[Data extracted from a collection]
######
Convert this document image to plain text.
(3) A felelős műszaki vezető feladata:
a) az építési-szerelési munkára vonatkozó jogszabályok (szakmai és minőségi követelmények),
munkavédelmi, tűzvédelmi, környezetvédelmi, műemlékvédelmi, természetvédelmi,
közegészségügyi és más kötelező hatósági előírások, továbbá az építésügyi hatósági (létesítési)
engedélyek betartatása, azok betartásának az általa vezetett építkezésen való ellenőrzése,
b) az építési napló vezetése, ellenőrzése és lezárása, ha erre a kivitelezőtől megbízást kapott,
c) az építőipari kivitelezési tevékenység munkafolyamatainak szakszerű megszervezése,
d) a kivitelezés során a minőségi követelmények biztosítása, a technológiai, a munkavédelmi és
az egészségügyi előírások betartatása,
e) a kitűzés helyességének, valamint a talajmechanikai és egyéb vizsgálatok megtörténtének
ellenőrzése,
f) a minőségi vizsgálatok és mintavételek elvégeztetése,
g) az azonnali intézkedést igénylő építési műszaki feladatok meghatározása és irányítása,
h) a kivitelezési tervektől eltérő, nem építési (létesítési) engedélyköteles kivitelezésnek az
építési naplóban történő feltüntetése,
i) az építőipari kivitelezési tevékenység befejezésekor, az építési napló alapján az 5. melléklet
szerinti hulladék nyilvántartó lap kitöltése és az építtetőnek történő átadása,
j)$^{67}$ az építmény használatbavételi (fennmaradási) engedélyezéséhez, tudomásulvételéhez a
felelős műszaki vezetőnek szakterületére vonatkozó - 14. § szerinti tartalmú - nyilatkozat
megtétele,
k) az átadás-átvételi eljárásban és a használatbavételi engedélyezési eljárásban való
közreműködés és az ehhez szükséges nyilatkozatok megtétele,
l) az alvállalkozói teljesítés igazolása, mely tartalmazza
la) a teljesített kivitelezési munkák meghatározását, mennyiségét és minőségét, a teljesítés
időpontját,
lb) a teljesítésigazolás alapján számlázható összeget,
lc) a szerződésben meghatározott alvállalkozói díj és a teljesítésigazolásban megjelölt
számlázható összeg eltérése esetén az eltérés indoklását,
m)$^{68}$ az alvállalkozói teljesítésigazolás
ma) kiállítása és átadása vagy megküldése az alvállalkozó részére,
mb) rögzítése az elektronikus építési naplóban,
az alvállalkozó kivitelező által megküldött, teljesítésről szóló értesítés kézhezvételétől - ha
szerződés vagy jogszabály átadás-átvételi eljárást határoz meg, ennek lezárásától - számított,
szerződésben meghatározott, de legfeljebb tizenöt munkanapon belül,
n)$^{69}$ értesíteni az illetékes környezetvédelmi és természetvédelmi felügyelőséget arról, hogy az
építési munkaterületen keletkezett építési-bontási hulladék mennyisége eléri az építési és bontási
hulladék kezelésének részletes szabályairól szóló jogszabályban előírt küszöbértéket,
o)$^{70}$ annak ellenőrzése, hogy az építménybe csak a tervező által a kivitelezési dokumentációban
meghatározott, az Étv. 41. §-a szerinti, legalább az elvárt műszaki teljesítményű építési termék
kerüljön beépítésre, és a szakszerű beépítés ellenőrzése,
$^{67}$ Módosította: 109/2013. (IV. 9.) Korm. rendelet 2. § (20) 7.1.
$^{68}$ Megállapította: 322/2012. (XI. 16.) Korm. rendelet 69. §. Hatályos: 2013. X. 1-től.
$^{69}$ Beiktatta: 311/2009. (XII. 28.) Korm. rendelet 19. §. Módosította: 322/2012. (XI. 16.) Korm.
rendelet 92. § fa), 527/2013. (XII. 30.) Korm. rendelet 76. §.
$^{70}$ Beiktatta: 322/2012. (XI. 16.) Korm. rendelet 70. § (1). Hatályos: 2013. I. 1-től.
######
Transcribe the whole listing exactly.

Convert this document image to plain text.
(3) A felelős műszaki vezető feladata:
a) az építési-szerelési munkára vonatkozó jogszabályok (szakmai és minőségi követelmények),
munkavédelmi, tűzvédelmi, környezetvédelmi, műemlékvédelmi, természetvédelmi,
közegészségügyi és más kötelező hatósági előírások, továbbá az építésügyi hatósági (létesítési)
engedélyek betartatása, azok betartásának az általa vezetett építkezésen való ellenőrzése,
b) az építési napló vezetése, ellenőrzése és lezárása, ha erre a kivitelezőtől megbízást kapott,
c) az építőipari kivitelezési tevékenység munkafolyamatainak szakszerű megszervezése,
d) a kivitelezés során a minőségi követelmények biztosítása, a technológiai, a munkavédelmi és
az egészségügyi előírások betartatása,
e) a kitűzés helyességének, valamint a talajmechanikai és egyéb vizsgálatok megtörténtének
ellenőrzése,
f) a minőségi vizsgálatok és mintavételek elvégeztetése,
g) az azonnali intézkedést igénylő építési műszaki feladatok meghatározása és irányítása,
h) a kivitelezési tervektől eltérő, nem építési (létesítési) engedélyköteles kivitelezésnek az
építési naplóban történő feltüntetése,
i) az építőipari kivitelezési tevékenység befejezésekor, az építési napló alapján az 5. melléklet
szerinti hulladék nyilvántartó lap kitöltése és az építtetőnek történő átadása,
j)$^{67}$ az építmény használatbavételi (fennmaradási) engedélyezéséhez, tudomásulvételéhez a
felelős műszaki vezetőnek szakterületére vonatkozó - 14. § szerinti tartalmú - nyilatkozat
megtétele,
k) az átadás-átvételi eljárásban és a használatbavételi engedélyezési eljárásban való
közreműködés és az ehhez szükséges nyilatkozatok megtétele,
l) az alvállalkozói teljesítés igazolása, mely tartalmazza
la) a teljesített kivitelezési munkák meghatározását, mennyiségét és minőségét, a teljesítés
időpontját,
lb) a teljesítésigazolás alapján számlázható összeget,
lc) a szerződésben meghatározott alvállalkozói díj és a teljesítésigazolásban megjelölt
számlázható összeg eltérése esetén az eltérés indoklását,
m)$^{68}$ az alvállalkozói teljesítésigazolás
ma) kiállítása és átadása vagy megküldése az alvállalkozó részére,
mb) rögzítése az elektronikus építési naplóban,
az alvállalkozó kivitelező által megküldött, teljesítésről szóló értesítés kézhezvételétől - ha
szerződés vagy jogszabály átadás-átvételi eljárást határoz meg, ennek lezárásától - számított,
szerződésben meghatározott, de legfeljebb tizenöt munkanapon belül,
n)$^{69}$ értesíteni az illetékes környezetvédelmi és természetvédelmi felügyelőséget arról, hogy az
építési munkaterületen keletkezett építési-bontási hulladék mennyisége eléri az építési és bontási
hulladék kezelésének részletes szabályairól szóló jogszabályban előírt küszöbértéket,
o)$^{70}$ annak ellenőrzése, hogy az építménybe csak a tervező által a kivitelezési dokumentációban
meghatározott, az Étv. 41. §-a szerinti, legalább az elvárt műszaki teljesítményű építési termék
kerüljön beépítésre, és a szakszerű beépítés ellenőrzése,
$^{67}$ Módosította: 109/2013. (IV. 9.) Korm. rendelet 2. § (20) 7.1.
$^{68}$ Megállapította: 322/2012. (XI. 16.) Korm. rendelet 69. §. Hatályos: 2013. X. 1-től.
$^{69}$ Beiktatta: 311/2009. (XII. 28.) Korm. rendelet 19. §. Módosította: 322/2012. (XI. 16.) Korm.
rendelet 92. § fa), 527/2013. (XII. 30.) Korm. rendelet 76. §.
$^{70}$ Beiktatta: 322/2012. (XI. 16.) Korm. rendelet 70. § (1). Hatályos: 2013. I. 1-től.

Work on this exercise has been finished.